▸ Brief: Print the listing in its entirety and exactly, leaving out images.

▸ Dataset excerpts:
************

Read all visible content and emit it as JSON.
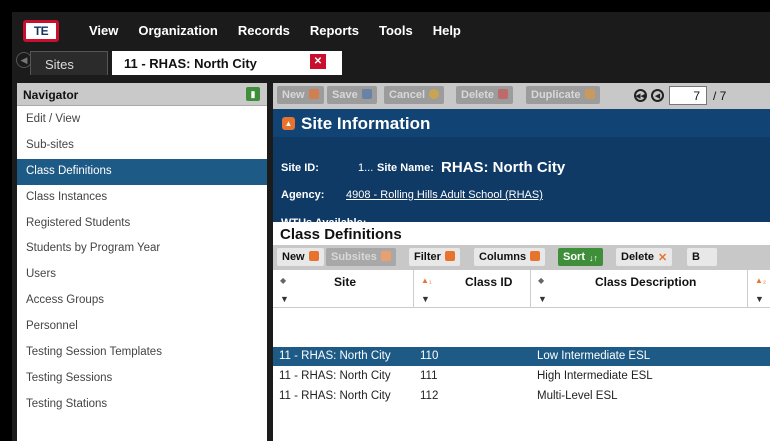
{
  "app": {
    "logo_text": "TE",
    "menu": [
      "View",
      "Organization",
      "Records",
      "Reports",
      "Tools",
      "Help"
    ]
  },
  "tabs": {
    "sites": "Sites",
    "active": "11 - RHAS: North City"
  },
  "navigator": {
    "title": "Navigator",
    "items": [
      "Edit / View",
      "Sub-sites",
      "Class Definitions",
      "Class Instances",
      "Registered Students",
      "Students by Program Year",
      "Users",
      "Access Groups",
      "Personnel",
      "Testing Session Templates",
      "Testing Sessions",
      "Testing Stations"
    ],
    "active_index": 2
  },
  "toolbar": {
    "new": "New",
    "save": "Save",
    "cancel": "Cancel",
    "delete": "Delete",
    "duplicate": "Duplicate",
    "record_value": "7",
    "record_total": "/ 7"
  },
  "site_info": {
    "title": "Site Information",
    "site_id_label": "Site ID:",
    "site_id_value": "1...",
    "site_name_label": "Site Name:",
    "site_name_value": "RHAS: North City",
    "agency_label": "Agency:",
    "agency_value": "4908 - Rolling Hills Adult School (RHAS)",
    "wtus_label": "WTUs Available:"
  },
  "class_definitions": {
    "title": "Class Definitions",
    "buttons": {
      "new": "New",
      "subsites": "Subsites",
      "filter": "Filter",
      "columns": "Columns",
      "sort": "Sort",
      "delete": "Delete",
      "more": "B"
    },
    "columns": [
      "Site",
      "Class ID",
      "Class Description"
    ],
    "rows": [
      {
        "site": "11 - RHAS: North City",
        "class_id": "110",
        "description": "Low Intermediate ESL"
      },
      {
        "site": "11 - RHAS: North City",
        "class_id": "111",
        "description": "High Intermediate ESL"
      },
      {
        "site": "11 - RHAS: North City",
        "class_id": "112",
        "description": "Multi-Level ESL"
      }
    ],
    "selected_row": 0
  },
  "colors": {
    "accent_blue": "#1e5a86",
    "header_navy": "#0f3a66",
    "brand_red": "#c8102e",
    "green": "#3f8f3a",
    "orange": "#e8732e"
  }
}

************

▸ Correct answer:
Read all visible content and emit it as JSON.
{
  "app": {
    "logo_text": "TE",
    "menu": [
      "View",
      "Organization",
      "Records",
      "Reports",
      "Tools",
      "Help"
    ]
  },
  "tabs": {
    "sites": "Sites",
    "active": "11 - RHAS: North City"
  },
  "navigator": {
    "title": "Navigator",
    "items": [
      "Edit / View",
      "Sub-sites",
      "Class Definitions",
      "Class Instances",
      "Registered Students",
      "Students by Program Year",
      "Users",
      "Access Groups",
      "Personnel",
      "Testing Session Templates",
      "Testing Sessions",
      "Testing Stations"
    ],
    "active_index": 2
  },
  "toolbar": {
    "new": "New",
    "save": "Save",
    "cancel": "Cancel",
    "delete": "Delete",
    "duplicate": "Duplicate",
    "record_value": "7",
    "record_total": "/ 7"
  },
  "site_info": {
    "title": "Site Information",
    "site_id_label": "Site ID:",
    "site_id_value": "1...",
    "site_name_label": "Site Name:",
    "site_name_value": "RHAS: North City",
    "agency_label": "Agency:",
    "agency_value": "4908 - Rolling Hills Adult School (RHAS)",
    "wtus_label": "WTUs Available:"
  },
  "class_definitions": {
    "title": "Class Definitions",
    "buttons": {
      "new": "New",
      "subsites": "Subsites",
      "filter": "Filter",
      "columns": "Columns",
      "sort": "Sort",
      "delete": "Delete",
      "more": "B"
    },
    "columns": [
      "Site",
      "Class ID",
      "Class Description"
    ],
    "rows": [
      {
        "site": "11 - RHAS: North City",
        "class_id": "110",
        "description": "Low Intermediate ESL"
      },
      {
        "site": "11 - RHAS: North City",
        "class_id": "111",
        "description": "High Intermediate ESL"
      },
      {
        "site": "11 - RHAS: North City",
        "class_id": "112",
        "description": "Multi-Level ESL"
      }
    ],
    "selected_row": 0
  },
  "colors": {
    "accent_blue": "#1e5a86",
    "header_navy": "#0f3a66",
    "brand_red": "#c8102e",
    "green": "#3f8f3a",
    "orange": "#e8732e"
  }
}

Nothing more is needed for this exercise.